## GIVEN EXERCISE
Copy word for word the part of the listing that opens with the line containing "menu-item-title: 权限: [67, 285, 108, 304]" and closes with the line containing "menu-item-path: /admin: [113, 404, 150, 418]", including both of those lines.
····················
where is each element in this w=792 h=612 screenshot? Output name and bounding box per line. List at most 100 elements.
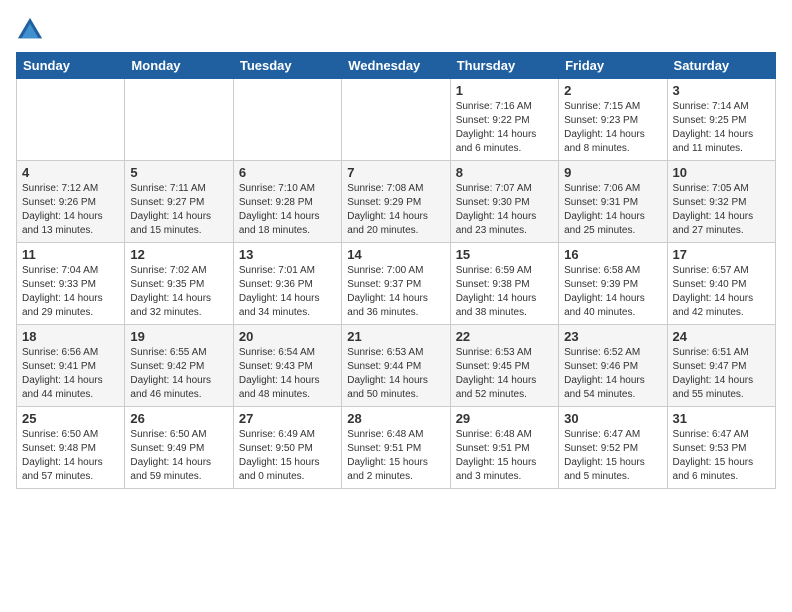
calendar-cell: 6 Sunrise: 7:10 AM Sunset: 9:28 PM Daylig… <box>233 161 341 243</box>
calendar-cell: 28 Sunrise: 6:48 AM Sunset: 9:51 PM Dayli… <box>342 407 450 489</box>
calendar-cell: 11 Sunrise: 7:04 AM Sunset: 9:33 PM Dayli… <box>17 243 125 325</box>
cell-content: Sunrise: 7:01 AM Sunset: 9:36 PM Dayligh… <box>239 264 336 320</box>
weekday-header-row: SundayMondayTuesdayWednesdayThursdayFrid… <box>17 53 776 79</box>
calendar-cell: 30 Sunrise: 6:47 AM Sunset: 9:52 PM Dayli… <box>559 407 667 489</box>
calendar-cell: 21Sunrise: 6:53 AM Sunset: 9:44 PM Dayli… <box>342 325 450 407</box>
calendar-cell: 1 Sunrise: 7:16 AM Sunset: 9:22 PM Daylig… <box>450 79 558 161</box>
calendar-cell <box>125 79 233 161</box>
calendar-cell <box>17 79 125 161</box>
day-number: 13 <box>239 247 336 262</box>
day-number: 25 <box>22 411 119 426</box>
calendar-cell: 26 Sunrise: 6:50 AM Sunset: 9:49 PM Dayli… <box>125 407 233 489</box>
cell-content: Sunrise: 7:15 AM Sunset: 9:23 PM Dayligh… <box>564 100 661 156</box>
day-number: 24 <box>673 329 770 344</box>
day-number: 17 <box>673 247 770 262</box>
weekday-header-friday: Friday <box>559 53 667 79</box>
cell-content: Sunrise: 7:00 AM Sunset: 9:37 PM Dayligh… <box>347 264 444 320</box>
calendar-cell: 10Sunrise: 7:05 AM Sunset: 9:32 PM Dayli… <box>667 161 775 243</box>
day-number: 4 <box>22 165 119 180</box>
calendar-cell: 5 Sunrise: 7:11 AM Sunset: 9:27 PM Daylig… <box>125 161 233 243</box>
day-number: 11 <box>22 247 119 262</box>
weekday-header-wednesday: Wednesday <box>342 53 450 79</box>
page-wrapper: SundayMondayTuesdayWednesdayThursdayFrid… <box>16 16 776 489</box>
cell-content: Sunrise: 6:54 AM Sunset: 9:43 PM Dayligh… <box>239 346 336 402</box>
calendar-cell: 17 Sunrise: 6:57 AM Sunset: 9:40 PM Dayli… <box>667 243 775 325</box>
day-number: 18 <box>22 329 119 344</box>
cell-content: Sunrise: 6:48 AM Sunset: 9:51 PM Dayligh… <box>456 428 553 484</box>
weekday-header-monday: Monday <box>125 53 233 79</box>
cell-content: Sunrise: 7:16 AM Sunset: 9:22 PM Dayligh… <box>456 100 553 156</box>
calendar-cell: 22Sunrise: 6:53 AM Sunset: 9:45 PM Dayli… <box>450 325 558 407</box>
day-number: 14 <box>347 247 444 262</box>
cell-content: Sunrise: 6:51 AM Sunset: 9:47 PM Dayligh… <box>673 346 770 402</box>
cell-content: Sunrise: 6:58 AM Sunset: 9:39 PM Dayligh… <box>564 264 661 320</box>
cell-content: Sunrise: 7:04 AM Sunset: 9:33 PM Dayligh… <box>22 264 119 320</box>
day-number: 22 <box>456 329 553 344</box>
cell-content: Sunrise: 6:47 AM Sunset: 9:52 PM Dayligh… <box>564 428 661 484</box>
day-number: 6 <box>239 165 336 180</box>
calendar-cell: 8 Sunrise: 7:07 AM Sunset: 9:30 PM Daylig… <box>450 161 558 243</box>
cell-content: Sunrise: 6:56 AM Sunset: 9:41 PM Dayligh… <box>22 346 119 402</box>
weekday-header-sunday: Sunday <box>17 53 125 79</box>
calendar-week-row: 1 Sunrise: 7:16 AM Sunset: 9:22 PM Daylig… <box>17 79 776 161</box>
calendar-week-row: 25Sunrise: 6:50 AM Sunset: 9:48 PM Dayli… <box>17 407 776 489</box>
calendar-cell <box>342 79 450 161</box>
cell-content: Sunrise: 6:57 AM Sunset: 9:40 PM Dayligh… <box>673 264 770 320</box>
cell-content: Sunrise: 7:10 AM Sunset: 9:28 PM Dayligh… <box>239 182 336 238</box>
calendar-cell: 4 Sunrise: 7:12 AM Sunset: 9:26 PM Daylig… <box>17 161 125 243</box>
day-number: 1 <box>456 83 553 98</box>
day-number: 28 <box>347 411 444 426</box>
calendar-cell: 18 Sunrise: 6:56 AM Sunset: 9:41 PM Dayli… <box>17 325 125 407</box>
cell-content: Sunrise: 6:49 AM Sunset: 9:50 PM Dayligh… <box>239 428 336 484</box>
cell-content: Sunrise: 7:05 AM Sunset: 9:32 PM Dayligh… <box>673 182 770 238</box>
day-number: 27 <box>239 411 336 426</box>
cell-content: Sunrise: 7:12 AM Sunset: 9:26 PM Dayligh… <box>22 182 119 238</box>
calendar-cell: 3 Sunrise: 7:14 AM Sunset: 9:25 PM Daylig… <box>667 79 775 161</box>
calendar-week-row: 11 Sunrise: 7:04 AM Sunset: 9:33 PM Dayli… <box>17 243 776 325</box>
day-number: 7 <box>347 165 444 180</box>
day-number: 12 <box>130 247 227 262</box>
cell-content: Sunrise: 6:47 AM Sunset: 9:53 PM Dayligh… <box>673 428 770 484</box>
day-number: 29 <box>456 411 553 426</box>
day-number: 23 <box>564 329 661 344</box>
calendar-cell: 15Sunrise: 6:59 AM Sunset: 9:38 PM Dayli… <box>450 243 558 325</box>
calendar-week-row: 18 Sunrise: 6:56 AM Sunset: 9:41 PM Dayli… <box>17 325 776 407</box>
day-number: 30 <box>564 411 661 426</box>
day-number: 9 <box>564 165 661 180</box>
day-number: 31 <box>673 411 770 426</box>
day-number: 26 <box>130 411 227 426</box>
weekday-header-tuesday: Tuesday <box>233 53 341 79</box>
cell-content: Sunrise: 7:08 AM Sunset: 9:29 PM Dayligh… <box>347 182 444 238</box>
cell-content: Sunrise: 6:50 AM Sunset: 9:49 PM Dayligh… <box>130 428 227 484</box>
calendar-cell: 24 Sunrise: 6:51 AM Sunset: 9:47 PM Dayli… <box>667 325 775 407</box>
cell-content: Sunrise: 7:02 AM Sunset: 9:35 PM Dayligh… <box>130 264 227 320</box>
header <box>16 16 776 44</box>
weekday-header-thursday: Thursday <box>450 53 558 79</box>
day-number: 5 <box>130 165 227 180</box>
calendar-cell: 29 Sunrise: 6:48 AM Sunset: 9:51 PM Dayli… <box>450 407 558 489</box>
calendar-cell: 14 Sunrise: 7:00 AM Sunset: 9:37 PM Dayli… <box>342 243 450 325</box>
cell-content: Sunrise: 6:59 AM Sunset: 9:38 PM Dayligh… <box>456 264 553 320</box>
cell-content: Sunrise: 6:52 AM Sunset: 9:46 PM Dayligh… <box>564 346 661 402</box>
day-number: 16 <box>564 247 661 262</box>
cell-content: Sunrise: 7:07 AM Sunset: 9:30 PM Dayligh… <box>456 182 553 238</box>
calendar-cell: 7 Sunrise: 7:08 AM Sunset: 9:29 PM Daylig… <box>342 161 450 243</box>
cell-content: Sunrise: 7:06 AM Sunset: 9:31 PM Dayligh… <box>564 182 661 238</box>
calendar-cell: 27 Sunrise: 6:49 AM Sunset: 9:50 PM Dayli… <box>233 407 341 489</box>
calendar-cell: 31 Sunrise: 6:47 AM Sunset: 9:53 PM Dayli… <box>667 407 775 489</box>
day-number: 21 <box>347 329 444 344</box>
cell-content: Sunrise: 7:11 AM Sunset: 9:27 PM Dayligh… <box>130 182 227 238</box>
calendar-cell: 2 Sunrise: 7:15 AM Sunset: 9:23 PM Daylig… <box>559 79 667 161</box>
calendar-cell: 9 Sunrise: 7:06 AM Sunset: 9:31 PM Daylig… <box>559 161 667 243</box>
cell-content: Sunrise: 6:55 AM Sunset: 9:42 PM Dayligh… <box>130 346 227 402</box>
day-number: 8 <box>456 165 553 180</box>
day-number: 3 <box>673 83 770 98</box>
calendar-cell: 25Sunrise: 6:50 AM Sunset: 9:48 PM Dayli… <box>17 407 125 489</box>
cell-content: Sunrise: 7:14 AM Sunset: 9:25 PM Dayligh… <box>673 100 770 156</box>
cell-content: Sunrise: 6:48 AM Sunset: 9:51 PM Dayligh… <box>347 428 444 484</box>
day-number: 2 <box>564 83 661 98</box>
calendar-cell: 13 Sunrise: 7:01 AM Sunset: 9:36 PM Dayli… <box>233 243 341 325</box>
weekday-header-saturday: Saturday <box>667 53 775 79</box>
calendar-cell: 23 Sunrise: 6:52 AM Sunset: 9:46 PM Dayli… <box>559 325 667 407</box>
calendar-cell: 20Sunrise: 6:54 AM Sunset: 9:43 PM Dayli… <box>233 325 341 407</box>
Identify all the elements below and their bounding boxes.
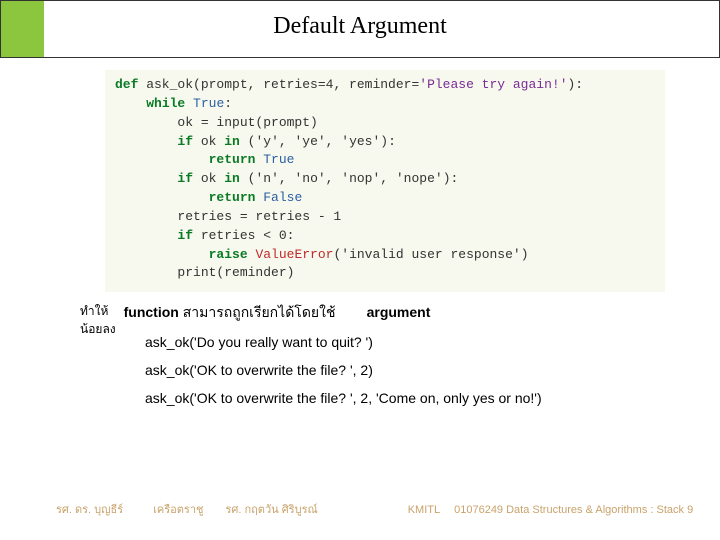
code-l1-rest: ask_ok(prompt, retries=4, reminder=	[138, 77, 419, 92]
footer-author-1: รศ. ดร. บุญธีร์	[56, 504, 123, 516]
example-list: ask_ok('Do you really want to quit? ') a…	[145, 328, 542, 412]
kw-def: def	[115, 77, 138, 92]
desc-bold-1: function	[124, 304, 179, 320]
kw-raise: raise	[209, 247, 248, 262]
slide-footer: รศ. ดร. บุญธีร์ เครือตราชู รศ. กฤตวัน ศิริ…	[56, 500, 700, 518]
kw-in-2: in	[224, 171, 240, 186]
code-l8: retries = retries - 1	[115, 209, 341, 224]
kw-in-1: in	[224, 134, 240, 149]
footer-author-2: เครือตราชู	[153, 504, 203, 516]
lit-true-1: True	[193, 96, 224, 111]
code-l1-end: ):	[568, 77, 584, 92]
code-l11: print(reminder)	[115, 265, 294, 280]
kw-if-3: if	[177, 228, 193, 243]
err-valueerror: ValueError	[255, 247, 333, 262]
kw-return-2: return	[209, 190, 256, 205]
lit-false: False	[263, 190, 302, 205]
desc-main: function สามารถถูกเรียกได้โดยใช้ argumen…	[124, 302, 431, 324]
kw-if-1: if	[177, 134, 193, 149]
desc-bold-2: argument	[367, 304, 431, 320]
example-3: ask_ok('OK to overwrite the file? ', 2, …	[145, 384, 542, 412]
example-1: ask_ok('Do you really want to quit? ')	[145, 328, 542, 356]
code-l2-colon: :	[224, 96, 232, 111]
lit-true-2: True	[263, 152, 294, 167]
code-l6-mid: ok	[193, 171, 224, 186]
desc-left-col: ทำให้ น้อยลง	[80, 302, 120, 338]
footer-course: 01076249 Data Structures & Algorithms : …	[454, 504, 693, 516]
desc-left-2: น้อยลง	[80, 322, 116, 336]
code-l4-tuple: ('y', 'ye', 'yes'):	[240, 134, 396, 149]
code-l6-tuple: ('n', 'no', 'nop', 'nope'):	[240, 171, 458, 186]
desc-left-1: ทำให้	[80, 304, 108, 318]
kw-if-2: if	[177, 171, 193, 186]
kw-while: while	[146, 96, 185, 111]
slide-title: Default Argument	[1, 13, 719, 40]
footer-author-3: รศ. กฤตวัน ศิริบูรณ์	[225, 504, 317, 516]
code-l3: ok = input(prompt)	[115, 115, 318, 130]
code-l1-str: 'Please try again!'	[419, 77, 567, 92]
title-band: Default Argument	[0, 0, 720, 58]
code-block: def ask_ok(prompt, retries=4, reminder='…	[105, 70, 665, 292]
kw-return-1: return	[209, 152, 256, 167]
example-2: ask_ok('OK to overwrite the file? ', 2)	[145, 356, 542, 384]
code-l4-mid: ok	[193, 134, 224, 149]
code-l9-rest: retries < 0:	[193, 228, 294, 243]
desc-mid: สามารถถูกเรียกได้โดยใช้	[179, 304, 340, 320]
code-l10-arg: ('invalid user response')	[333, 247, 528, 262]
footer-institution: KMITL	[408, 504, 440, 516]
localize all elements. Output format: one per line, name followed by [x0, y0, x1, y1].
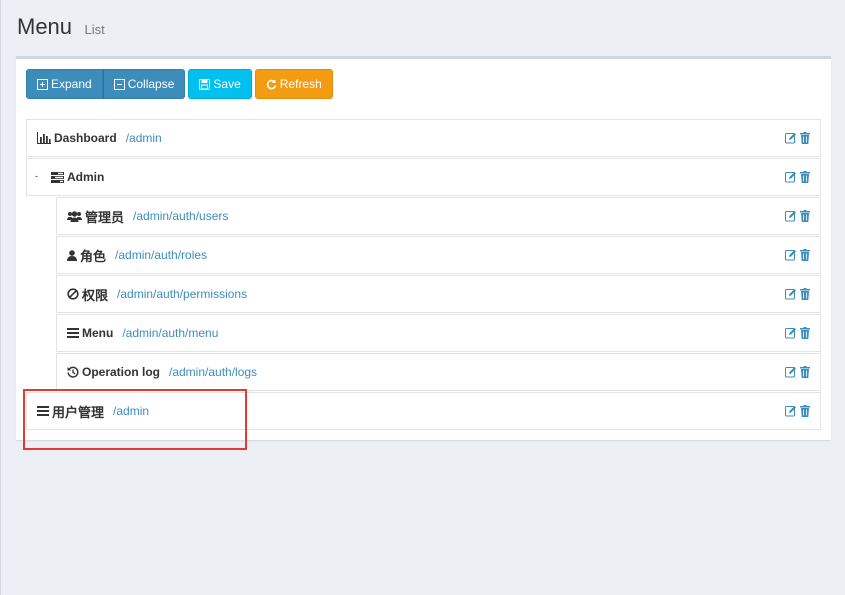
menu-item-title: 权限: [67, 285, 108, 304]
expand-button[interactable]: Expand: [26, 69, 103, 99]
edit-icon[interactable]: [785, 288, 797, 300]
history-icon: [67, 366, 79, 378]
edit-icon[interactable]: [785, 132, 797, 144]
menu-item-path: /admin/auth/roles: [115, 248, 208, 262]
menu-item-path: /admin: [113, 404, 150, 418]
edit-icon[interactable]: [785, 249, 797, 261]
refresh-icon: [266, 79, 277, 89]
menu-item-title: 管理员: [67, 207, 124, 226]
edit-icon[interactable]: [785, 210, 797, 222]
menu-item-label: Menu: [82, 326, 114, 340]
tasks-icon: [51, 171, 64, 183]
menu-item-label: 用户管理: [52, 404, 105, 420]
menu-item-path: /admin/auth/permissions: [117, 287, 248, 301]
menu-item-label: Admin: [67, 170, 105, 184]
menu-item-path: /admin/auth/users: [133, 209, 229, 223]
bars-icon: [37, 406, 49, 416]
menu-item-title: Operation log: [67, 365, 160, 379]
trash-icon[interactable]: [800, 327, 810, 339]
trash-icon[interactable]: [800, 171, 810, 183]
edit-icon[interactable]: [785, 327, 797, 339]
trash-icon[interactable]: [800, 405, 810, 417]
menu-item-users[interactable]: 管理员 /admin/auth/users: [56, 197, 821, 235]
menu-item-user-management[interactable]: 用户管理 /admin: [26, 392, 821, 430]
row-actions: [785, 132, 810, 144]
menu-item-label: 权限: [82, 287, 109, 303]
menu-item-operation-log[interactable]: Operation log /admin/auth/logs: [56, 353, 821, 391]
····················
## RESULT BELOW
menu-item-title: 权限: [67, 285, 108, 304]
expand-button[interactable]: Expand: [26, 69, 103, 99]
edit-icon[interactable]: [785, 288, 797, 300]
history-icon: [67, 366, 79, 378]
edit-icon[interactable]: [785, 132, 797, 144]
menu-item-path: /admin/auth/roles: [115, 248, 208, 262]
menu-item-path: /admin: [113, 404, 150, 418]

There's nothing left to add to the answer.